- **DO THIS**: Select and reproduce each line of the listing below that bears the string "count".

- **LISTED ENTRIES**:
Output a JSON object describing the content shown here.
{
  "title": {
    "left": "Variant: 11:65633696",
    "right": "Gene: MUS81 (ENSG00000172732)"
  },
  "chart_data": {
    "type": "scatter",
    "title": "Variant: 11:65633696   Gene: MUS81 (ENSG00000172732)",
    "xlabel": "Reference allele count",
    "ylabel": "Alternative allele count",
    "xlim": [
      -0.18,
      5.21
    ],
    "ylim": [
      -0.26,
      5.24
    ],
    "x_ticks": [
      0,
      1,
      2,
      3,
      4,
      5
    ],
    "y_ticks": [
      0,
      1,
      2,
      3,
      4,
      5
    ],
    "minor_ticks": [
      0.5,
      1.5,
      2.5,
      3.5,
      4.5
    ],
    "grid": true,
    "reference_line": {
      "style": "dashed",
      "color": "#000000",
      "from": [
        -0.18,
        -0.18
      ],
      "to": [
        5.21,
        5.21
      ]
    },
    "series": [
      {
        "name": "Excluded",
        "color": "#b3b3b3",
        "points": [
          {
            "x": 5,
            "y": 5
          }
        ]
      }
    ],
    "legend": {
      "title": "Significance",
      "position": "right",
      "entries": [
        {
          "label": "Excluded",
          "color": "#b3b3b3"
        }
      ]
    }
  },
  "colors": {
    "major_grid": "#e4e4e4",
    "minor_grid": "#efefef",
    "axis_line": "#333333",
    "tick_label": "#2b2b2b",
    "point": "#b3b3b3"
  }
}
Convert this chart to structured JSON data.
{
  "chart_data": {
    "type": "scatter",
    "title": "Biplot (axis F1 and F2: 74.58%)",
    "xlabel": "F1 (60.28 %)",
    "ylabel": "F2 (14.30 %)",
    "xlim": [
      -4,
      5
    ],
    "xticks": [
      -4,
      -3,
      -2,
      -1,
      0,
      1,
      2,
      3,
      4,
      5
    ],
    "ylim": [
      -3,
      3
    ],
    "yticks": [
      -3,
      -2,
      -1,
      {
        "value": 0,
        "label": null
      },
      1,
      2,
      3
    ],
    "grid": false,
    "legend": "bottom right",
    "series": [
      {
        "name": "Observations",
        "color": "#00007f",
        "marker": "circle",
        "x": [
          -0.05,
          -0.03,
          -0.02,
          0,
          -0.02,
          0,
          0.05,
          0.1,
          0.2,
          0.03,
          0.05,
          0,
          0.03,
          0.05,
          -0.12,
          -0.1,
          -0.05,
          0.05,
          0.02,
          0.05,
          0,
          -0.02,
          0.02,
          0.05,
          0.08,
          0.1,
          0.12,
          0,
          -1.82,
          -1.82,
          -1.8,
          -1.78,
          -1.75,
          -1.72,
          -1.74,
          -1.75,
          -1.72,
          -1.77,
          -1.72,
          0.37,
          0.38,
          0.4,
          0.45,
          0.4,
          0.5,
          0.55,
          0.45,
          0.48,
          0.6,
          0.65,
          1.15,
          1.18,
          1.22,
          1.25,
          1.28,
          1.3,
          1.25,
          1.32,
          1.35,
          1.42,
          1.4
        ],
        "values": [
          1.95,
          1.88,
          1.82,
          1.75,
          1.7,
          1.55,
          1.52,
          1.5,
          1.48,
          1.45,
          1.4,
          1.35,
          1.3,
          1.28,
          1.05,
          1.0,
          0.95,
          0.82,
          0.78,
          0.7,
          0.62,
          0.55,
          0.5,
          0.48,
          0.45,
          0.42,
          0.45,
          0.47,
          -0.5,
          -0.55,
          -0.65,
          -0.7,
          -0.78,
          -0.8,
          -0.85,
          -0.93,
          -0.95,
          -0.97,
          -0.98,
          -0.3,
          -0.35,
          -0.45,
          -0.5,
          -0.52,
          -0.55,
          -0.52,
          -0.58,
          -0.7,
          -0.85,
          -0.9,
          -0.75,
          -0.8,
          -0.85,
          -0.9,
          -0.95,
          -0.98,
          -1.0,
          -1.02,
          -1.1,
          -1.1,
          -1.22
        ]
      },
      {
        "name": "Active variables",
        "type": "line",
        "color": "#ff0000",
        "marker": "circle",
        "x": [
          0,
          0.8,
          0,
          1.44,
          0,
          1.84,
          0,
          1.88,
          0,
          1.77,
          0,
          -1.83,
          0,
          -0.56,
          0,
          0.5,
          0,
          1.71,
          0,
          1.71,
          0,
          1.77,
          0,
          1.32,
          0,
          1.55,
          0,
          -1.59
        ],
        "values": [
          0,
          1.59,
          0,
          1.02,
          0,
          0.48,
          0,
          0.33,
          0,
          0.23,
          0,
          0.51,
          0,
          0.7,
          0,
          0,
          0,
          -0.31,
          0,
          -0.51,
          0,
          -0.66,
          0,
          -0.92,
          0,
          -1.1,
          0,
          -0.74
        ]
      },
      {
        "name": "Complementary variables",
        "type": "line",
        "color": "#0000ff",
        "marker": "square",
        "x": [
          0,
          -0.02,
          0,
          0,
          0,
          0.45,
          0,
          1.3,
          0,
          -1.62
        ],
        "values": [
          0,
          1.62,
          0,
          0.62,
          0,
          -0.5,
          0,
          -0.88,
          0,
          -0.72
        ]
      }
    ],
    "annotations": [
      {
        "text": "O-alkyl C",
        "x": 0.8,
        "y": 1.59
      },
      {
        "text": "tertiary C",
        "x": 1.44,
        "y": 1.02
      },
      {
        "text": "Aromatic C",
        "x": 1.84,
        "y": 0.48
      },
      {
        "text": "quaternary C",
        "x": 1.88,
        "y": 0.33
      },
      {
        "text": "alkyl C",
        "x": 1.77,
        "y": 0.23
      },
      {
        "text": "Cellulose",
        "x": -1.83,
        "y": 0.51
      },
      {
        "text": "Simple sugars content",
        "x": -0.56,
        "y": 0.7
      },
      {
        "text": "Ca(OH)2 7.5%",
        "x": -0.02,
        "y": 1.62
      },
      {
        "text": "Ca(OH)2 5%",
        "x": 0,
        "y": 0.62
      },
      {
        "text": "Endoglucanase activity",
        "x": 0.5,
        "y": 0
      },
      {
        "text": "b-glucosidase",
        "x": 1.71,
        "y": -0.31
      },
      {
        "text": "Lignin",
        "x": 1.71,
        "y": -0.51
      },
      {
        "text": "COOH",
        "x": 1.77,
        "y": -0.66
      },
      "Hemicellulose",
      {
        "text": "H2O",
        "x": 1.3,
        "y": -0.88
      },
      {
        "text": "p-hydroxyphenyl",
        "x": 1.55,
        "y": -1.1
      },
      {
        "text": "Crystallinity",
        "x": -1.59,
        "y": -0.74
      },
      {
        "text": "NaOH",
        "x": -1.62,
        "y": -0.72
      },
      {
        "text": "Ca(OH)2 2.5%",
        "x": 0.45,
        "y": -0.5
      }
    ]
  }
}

- **RESULT**:
    "xlabel": "Reference allele count",
    "ylabel": "Alternative allele count",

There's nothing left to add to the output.